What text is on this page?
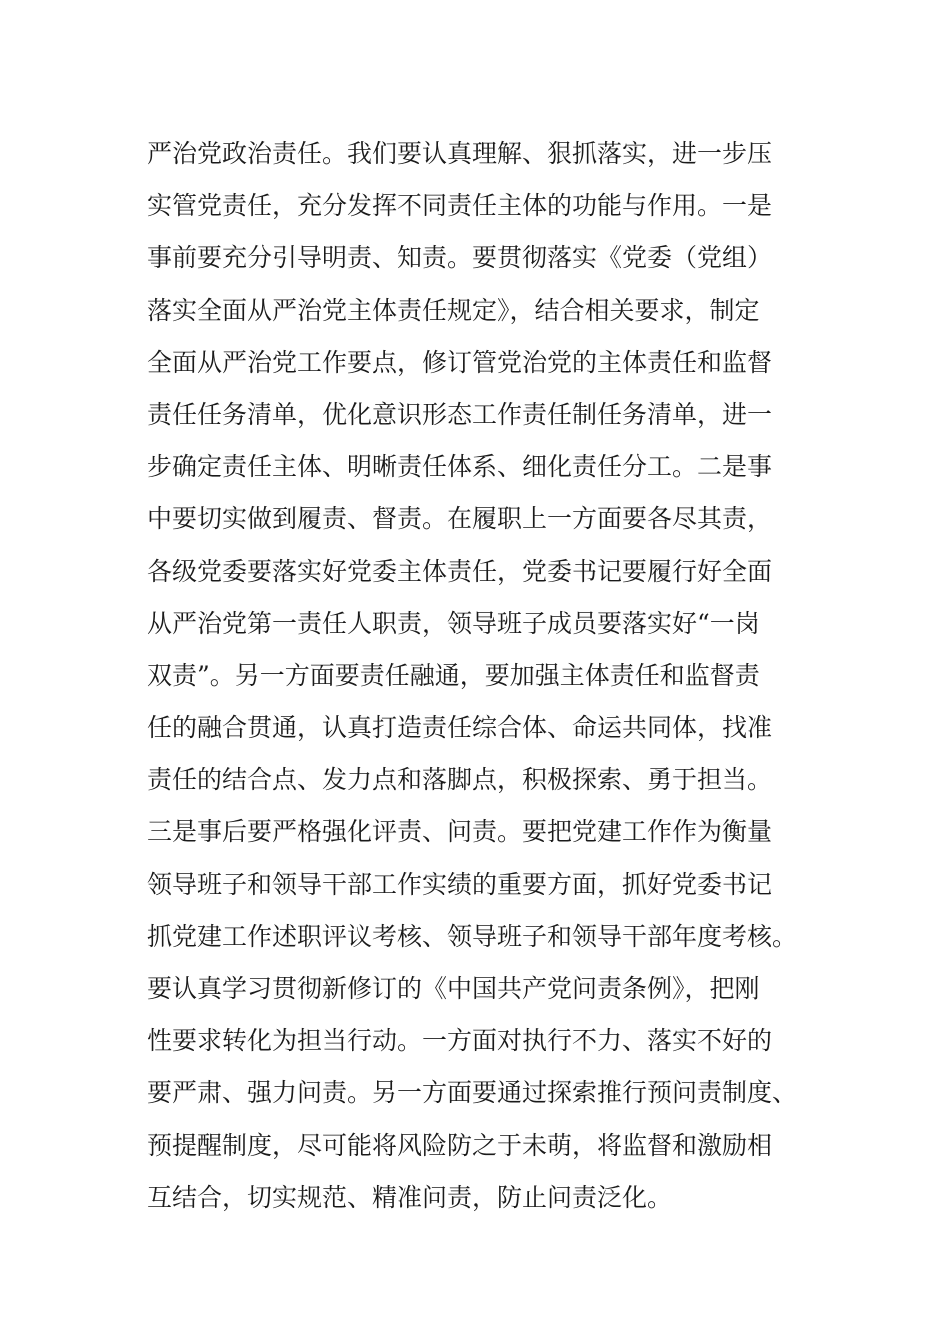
严治党政治责任。我们要认真理解、狠抓落实，进一步压
实管党责任，充分发挥不同责任主体的功能与作用。一是
事前要充分引导明责、知责。要贯彻落实《党委（党组）
落实全面从严治党主体责任规定》，结合相关要求，制定
全面从严治党工作要点，修订管党治党的主体责任和监督
责任任务清单，优化意识形态工作责任制任务清单，进一
步确定责任主体、明晰责任体系、细化责任分工。二是事
中要切实做到履责、督责。在履职上一方面要各尽其责，
各级党委要落实好党委主体责任，党委书记要履行好全面
从严治党第一责任人职责，领导班子成员要落实好“一岗
双责”。另一方面要责任融通，要加强主体责任和监督责
任的融合贯通，认真打造责任综合体、命运共同体，找准
责任的结合点、发力点和落脚点，积极探索、勇于担当。
三是事后要严格强化评责、问责。要把党建工作作为衡量
领导班子和领导干部工作实绩的重要方面，抓好党委书记
抓党建工作述职评议考核、领导班子和领导干部年度考核。
要认真学习贯彻新修订的《中国共产党问责条例》，把刚
性要求转化为担当行动。一方面对执行不力、落实不好的
要严肃、强力问责。另一方面要通过探索推行预问责制度、
预提醒制度，尽可能将风险防之于未萌，将监督和激励相
互结合，切实规范、精准问责，防止问责泛化。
---
> [What the exercise asks]:
Print all of the entries word for word. Omit the pictures they contain.

> [Response to the exercise]:
What text is on this page?
严治党政治责任。我们要认真理解、狠抓落实，进一步压
实管党责任，充分发挥不同责任主体的功能与作用。一是
事前要充分引导明责、知责。要贯彻落实《党委（党组）
落实全面从严治党主体责任规定》，结合相关要求，制定
全面从严治党工作要点，修订管党治党的主体责任和监督
责任任务清单，优化意识形态工作责任制任务清单，进一
步确定责任主体、明晰责任体系、细化责任分工。二是事
中要切实做到履责、督责。在履职上一方面要各尽其责，
各级党委要落实好党委主体责任，党委书记要履行好全面
从严治党第一责任人职责，领导班子成员要落实好“一岗
双责”。另一方面要责任融通，要加强主体责任和监督责
任的融合贯通，认真打造责任综合体、命运共同体，找准
责任的结合点、发力点和落脚点，积极探索、勇于担当。
三是事后要严格强化评责、问责。要把党建工作作为衡量
领导班子和领导干部工作实绩的重要方面，抓好党委书记
抓党建工作述职评议考核、领导班子和领导干部年度考核。
要认真学习贯彻新修订的《中国共产党问责条例》，把刚
性要求转化为担当行动。一方面对执行不力、落实不好的
要严肃、强力问责。另一方面要通过探索推行预问责制度、
预提醒制度，尽可能将风险防之于未萌，将监督和激励相
互结合，切实规范、精准问责，防止问责泛化。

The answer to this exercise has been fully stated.